◆ WHAT TO DO
How many lines in the records below contain the word "income"? Answer with the number alone.

◆ ENTRIES PROVIDED
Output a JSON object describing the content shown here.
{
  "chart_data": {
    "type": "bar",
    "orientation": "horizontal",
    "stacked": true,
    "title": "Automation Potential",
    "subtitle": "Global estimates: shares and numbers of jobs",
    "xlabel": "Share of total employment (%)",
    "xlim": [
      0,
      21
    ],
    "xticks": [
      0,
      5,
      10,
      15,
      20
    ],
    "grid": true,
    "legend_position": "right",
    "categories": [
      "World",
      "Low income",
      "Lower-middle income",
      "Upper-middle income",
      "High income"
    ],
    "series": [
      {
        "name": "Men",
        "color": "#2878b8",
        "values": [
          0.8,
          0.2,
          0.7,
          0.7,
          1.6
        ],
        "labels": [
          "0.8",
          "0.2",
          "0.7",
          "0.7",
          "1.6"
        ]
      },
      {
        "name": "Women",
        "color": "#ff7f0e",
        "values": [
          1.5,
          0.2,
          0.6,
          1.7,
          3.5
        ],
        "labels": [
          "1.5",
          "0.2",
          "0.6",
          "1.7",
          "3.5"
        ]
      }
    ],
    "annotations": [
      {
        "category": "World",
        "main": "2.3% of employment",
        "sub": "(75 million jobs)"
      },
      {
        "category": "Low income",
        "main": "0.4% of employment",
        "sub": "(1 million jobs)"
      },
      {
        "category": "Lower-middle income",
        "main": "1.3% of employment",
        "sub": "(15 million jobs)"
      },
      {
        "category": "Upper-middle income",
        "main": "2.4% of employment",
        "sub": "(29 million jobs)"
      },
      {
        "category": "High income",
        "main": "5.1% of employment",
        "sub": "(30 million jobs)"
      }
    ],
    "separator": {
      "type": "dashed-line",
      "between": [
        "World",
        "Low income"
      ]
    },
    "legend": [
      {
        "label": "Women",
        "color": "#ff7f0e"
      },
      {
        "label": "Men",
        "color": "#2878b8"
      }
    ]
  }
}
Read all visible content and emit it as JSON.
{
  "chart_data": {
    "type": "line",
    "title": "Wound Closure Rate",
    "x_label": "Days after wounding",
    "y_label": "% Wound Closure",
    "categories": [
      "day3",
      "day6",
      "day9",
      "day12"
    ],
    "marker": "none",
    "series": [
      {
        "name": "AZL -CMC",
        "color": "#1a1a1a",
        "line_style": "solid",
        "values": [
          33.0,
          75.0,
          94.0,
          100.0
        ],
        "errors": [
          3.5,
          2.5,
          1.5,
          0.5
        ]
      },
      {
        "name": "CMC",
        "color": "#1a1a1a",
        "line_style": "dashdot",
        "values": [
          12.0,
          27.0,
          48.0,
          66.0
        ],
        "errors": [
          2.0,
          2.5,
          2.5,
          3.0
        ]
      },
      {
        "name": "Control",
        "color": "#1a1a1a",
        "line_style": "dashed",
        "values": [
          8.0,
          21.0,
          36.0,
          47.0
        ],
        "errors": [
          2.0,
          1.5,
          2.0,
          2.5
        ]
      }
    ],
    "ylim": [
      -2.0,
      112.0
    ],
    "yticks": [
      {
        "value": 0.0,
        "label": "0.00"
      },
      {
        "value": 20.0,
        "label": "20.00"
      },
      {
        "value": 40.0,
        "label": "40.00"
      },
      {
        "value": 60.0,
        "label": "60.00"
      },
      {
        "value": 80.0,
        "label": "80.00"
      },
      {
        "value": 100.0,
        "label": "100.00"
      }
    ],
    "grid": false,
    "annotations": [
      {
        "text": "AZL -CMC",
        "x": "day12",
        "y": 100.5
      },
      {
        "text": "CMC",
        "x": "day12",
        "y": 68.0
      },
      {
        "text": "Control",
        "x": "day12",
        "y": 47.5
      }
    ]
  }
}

◆ RESULT OF THIS TASK
9